#### PROBLEM TO WORK ON:
Below are some records; return each one exactly.

** start GIVEN RECORDS **

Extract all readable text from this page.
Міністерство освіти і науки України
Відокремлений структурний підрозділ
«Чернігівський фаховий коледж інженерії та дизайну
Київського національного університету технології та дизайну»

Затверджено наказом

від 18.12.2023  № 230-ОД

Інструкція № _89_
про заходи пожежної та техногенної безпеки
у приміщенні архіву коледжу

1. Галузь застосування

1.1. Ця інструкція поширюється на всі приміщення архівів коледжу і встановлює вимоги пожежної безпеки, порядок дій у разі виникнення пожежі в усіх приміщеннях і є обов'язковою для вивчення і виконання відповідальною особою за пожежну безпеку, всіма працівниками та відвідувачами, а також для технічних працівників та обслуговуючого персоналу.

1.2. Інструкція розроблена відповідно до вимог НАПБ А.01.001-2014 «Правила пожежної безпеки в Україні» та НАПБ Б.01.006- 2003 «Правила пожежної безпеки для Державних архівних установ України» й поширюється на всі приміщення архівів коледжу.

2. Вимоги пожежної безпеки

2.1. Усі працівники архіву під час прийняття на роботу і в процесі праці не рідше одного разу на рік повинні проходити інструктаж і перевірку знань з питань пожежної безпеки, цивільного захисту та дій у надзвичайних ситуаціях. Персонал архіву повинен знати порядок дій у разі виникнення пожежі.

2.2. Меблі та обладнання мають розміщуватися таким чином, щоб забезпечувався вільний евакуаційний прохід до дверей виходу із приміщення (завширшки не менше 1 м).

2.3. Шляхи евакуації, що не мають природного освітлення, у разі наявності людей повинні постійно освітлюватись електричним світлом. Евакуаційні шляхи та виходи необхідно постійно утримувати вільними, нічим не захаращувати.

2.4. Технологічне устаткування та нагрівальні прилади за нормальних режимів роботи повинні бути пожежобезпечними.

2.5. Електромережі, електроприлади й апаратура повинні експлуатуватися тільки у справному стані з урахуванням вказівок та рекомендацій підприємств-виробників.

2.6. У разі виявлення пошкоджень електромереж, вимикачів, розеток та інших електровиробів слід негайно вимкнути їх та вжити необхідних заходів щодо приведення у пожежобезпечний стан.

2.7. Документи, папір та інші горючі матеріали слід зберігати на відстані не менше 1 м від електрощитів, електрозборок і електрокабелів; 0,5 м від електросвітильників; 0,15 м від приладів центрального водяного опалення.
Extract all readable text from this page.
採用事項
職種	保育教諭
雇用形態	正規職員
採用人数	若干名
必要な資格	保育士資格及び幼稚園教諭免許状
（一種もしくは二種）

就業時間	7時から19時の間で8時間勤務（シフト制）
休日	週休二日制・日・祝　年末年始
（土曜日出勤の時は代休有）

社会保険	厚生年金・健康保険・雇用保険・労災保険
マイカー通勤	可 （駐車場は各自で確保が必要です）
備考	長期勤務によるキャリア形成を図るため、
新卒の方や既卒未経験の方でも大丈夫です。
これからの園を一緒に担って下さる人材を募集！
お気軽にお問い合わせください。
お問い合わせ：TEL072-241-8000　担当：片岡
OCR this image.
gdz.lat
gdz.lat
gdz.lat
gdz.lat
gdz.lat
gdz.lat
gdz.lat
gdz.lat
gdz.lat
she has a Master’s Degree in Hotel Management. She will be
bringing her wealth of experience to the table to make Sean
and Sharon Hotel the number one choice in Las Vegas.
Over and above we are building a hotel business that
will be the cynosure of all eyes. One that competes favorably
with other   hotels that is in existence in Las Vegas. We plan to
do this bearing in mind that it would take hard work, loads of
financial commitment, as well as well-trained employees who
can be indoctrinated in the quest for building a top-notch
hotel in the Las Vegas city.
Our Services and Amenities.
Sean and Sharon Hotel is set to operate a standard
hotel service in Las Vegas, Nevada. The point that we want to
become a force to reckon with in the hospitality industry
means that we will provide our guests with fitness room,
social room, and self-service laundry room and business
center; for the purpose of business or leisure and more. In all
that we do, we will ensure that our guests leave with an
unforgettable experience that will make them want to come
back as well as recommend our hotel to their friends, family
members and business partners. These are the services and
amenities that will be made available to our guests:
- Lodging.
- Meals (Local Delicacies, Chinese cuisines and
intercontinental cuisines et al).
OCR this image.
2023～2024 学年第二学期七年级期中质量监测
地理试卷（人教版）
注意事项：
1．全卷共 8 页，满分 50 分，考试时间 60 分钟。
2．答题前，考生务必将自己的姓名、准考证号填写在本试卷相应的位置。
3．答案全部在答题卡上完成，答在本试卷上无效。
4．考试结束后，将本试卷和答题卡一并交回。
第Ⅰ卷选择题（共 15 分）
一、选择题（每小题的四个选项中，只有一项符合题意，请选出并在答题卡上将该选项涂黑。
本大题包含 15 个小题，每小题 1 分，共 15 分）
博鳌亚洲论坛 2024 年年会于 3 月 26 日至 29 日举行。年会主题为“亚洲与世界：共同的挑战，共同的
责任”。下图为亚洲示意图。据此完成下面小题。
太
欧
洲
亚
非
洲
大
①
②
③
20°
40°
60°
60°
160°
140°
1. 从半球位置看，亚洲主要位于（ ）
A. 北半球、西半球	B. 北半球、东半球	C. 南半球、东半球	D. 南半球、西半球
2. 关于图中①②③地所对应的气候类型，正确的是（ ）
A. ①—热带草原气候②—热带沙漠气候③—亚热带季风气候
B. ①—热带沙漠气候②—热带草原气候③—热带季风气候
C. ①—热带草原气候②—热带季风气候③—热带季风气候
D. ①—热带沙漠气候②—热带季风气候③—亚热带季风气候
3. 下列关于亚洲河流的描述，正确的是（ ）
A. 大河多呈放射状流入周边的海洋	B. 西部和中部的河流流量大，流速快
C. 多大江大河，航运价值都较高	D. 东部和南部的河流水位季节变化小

** end GIVEN RECORDS **

#### ANSWER TO THIS EXERCISE:
Extract all readable text from this page.
Міністерство освіти і науки України
Відокремлений структурний підрозділ
«Чернігівський фаховий коледж інженерії та дизайну
Київського національного університету технології та дизайну»

Затверджено наказом

від 18.12.2023  № 230-ОД

Інструкція № _89_
про заходи пожежної та техногенної безпеки
у приміщенні архіву коледжу

1. Галузь застосування

1.1. Ця інструкція поширюється на всі приміщення архівів коледжу і встановлює вимоги пожежної безпеки, порядок дій у разі виникнення пожежі в усіх приміщеннях і є обов'язковою для вивчення і виконання відповідальною особою за пожежну безпеку, всіма працівниками та відвідувачами, а також для технічних працівників та обслуговуючого персоналу.

1.2. Інструкція розроблена відповідно до вимог НАПБ А.01.001-2014 «Правила пожежної безпеки в Україні» та НАПБ Б.01.006- 2003 «Правила пожежної безпеки для Державних архівних установ України» й поширюється на всі приміщення архівів коледжу.

2. Вимоги пожежної безпеки

2.1. Усі працівники архіву під час прийняття на роботу і в процесі праці не рідше одного разу на рік повинні проходити інструктаж і перевірку знань з питань пожежної безпеки, цивільного захисту та дій у надзвичайних ситуаціях. Персонал архіву повинен знати порядок дій у разі виникнення пожежі.

2.2. Меблі та обладнання мають розміщуватися таким чином, щоб забезпечувався вільний евакуаційний прохід до дверей виходу із приміщення (завширшки не менше 1 м).

2.3. Шляхи евакуації, що не мають природного освітлення, у разі наявності людей повинні постійно освітлюватись електричним світлом. Евакуаційні шляхи та виходи необхідно постійно утримувати вільними, нічим не захаращувати.

2.4. Технологічне устаткування та нагрівальні прилади за нормальних режимів роботи повинні бути пожежобезпечними.

2.5. Електромережі, електроприлади й апаратура повинні експлуатуватися тільки у справному стані з урахуванням вказівок та рекомендацій підприємств-виробників.

2.6. У разі виявлення пошкоджень електромереж, вимикачів, розеток та інших електровиробів слід негайно вимкнути їх та вжити необхідних заходів щодо приведення у пожежобезпечний стан.

2.7. Документи, папір та інші горючі матеріали слід зберігати на відстані не менше 1 м від електрощитів, електрозборок і електрокабелів; 0,5 м від електросвітильників; 0,15 м від приладів центрального водяного опалення.
Extract all readable text from this page.
採用事項
職種	保育教諭
雇用形態	正規職員
採用人数	若干名
必要な資格	保育士資格及び幼稚園教諭免許状
（一種もしくは二種）

就業時間	7時から19時の間で8時間勤務（シフト制）
休日	週休二日制・日・祝　年末年始
（土曜日出勤の時は代休有）

社会保険	厚生年金・健康保険・雇用保険・労災保険
マイカー通勤	可 （駐車場は各自で確保が必要です）
備考	長期勤務によるキャリア形成を図るため、
新卒の方や既卒未経験の方でも大丈夫です。
これからの園を一緒に担って下さる人材を募集！
お気軽にお問い合わせください。
お問い合わせ：TEL072-241-8000　担当：片岡
OCR this image.
gdz.lat
gdz.lat
gdz.lat
gdz.lat
gdz.lat
gdz.lat
gdz.lat
gdz.lat
gdz.lat
she has a Master’s Degree in Hotel Management. She will be
bringing her wealth of experience to the table to make Sean
and Sharon Hotel the number one choice in Las Vegas.
Over and above we are building a hotel business that
will be the cynosure of all eyes. One that competes favorably
with other   hotels that is in existence in Las Vegas. We plan to
do this bearing in mind that it would take hard work, loads of
financial commitment, as well as well-trained employees who
can be indoctrinated in the quest for building a top-notch
hotel in the Las Vegas city.
Our Services and Amenities.
Sean and Sharon Hotel is set to operate a standard
hotel service in Las Vegas, Nevada. The point that we want to
become a force to reckon with in the hospitality industry
means that we will provide our guests with fitness room,
social room, and self-service laundry room and business
center; for the purpose of business or leisure and more. In all
that we do, we will ensure that our guests leave with an
unforgettable experience that will make them want to come
back as well as recommend our hotel to their friends, family
members and business partners. These are the services and
amenities that will be made available to our guests:
- Lodging.
- Meals (Local Delicacies, Chinese cuisines and
intercontinental cuisines et al).
OCR this image.
2023～2024 学年第二学期七年级期中质量监测
地理试卷（人教版）
注意事项：
1．全卷共 8 页，满分 50 分，考试时间 60 分钟。
2．答题前，考生务必将自己的姓名、准考证号填写在本试卷相应的位置。
3．答案全部在答题卡上完成，答在本试卷上无效。
4．考试结束后，将本试卷和答题卡一并交回。
第Ⅰ卷选择题（共 15 分）
一、选择题（每小题的四个选项中，只有一项符合题意，请选出并在答题卡上将该选项涂黑。
本大题包含 15 个小题，每小题 1 分，共 15 分）
博鳌亚洲论坛 2024 年年会于 3 月 26 日至 29 日举行。年会主题为“亚洲与世界：共同的挑战，共同的
责任”。下图为亚洲示意图。据此完成下面小题。
太
欧
洲
亚
非
洲
大
①
②
③
20°
40°
60°
60°
160°
140°
1. 从半球位置看，亚洲主要位于（ ）
A. 北半球、西半球	B. 北半球、东半球	C. 南半球、东半球	D. 南半球、西半球
2. 关于图中①②③地所对应的气候类型，正确的是（ ）
A. ①—热带草原气候②—热带沙漠气候③—亚热带季风气候
B. ①—热带沙漠气候②—热带草原气候③—热带季风气候
C. ①—热带草原气候②—热带季风气候③—热带季风气候
D. ①—热带沙漠气候②—热带季风气候③—亚热带季风气候
3. 下列关于亚洲河流的描述，正确的是（ ）
A. 大河多呈放射状流入周边的海洋	B. 西部和中部的河流流量大，流速快
C. 多大江大河，航运价值都较高	D. 东部和南部的河流水位季节变化小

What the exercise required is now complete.